#### [Aim of the task]
Copy out each line of the material below with no changes.

#### [Extracted information]
************
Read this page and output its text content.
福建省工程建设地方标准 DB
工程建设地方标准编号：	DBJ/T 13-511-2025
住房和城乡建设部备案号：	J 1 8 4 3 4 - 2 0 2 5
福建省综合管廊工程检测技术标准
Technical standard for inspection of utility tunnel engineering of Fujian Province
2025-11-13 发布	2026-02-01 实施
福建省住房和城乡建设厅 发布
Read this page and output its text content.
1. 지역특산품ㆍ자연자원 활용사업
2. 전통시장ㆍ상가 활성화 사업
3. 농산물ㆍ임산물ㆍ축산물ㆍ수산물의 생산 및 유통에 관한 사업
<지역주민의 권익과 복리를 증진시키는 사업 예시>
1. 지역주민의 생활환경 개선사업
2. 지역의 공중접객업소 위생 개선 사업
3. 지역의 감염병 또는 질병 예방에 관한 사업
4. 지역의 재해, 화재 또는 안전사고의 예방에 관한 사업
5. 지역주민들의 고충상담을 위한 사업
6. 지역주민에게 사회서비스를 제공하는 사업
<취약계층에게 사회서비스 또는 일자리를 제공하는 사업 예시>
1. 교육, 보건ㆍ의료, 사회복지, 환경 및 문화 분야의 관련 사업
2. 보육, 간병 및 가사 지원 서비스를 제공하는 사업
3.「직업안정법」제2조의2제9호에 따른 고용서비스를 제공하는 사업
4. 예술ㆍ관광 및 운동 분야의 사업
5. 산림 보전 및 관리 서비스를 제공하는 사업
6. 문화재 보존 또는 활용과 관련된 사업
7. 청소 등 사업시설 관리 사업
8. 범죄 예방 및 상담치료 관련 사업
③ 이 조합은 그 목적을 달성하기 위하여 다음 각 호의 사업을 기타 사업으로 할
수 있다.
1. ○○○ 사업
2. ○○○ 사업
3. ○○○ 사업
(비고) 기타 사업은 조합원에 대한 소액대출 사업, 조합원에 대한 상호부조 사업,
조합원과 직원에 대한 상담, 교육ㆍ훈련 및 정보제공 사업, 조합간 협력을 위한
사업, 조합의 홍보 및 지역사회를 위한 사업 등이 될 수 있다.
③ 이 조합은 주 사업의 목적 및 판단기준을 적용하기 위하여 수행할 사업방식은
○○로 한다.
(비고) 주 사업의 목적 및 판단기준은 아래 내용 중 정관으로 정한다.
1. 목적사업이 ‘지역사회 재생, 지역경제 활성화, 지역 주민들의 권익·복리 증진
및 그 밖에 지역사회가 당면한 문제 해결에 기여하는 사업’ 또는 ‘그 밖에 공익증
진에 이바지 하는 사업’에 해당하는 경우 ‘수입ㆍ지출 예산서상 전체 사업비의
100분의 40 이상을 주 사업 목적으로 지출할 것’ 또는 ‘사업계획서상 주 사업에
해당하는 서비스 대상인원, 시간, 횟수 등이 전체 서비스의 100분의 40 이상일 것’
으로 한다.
************
#### [Expected answer]
Read this page and output its text content.
福建省工程建设地方标准 DB
工程建设地方标准编号：	DBJ/T 13-511-2025
住房和城乡建设部备案号：	J 1 8 4 3 4 - 2 0 2 5
福建省综合管廊工程检测技术标准
Technical standard for inspection of utility tunnel engineering of Fujian Province
2025-11-13 发布	2026-02-01 实施
福建省住房和城乡建设厅 发布
Read this page and output its text content.
1. 지역특산품ㆍ자연자원 활용사업
2. 전통시장ㆍ상가 활성화 사업
3. 농산물ㆍ임산물ㆍ축산물ㆍ수산물의 생산 및 유통에 관한 사업
<지역주민의 권익과 복리를 증진시키는 사업 예시>
1. 지역주민의 생활환경 개선사업
2. 지역의 공중접객업소 위생 개선 사업
3. 지역의 감염병 또는 질병 예방에 관한 사업
4. 지역의 재해, 화재 또는 안전사고의 예방에 관한 사업
5. 지역주민들의 고충상담을 위한 사업
6. 지역주민에게 사회서비스를 제공하는 사업
<취약계층에게 사회서비스 또는 일자리를 제공하는 사업 예시>
1. 교육, 보건ㆍ의료, 사회복지, 환경 및 문화 분야의 관련 사업
2. 보육, 간병 및 가사 지원 서비스를 제공하는 사업
3.「직업안정법」제2조의2제9호에 따른 고용서비스를 제공하는 사업
4. 예술ㆍ관광 및 운동 분야의 사업
5. 산림 보전 및 관리 서비스를 제공하는 사업
6. 문화재 보존 또는 활용과 관련된 사업
7. 청소 등 사업시설 관리 사업
8. 범죄 예방 및 상담치료 관련 사업
③ 이 조합은 그 목적을 달성하기 위하여 다음 각 호의 사업을 기타 사업으로 할
수 있다.
1. ○○○ 사업
2. ○○○ 사업
3. ○○○ 사업
(비고) 기타 사업은 조합원에 대한 소액대출 사업, 조합원에 대한 상호부조 사업,
조합원과 직원에 대한 상담, 교육ㆍ훈련 및 정보제공 사업, 조합간 협력을 위한
사업, 조합의 홍보 및 지역사회를 위한 사업 등이 될 수 있다.
③ 이 조합은 주 사업의 목적 및 판단기준을 적용하기 위하여 수행할 사업방식은
○○로 한다.
(비고) 주 사업의 목적 및 판단기준은 아래 내용 중 정관으로 정한다.
1. 목적사업이 ‘지역사회 재생, 지역경제 활성화, 지역 주민들의 권익·복리 증진
및 그 밖에 지역사회가 당면한 문제 해결에 기여하는 사업’ 또는 ‘그 밖에 공익증
진에 이바지 하는 사업’에 해당하는 경우 ‘수입ㆍ지출 예산서상 전체 사업비의
100분의 40 이상을 주 사업 목적으로 지출할 것’ 또는 ‘사업계획서상 주 사업에
해당하는 서비스 대상인원, 시간, 횟수 등이 전체 서비스의 100분의 40 이상일 것’
으로 한다.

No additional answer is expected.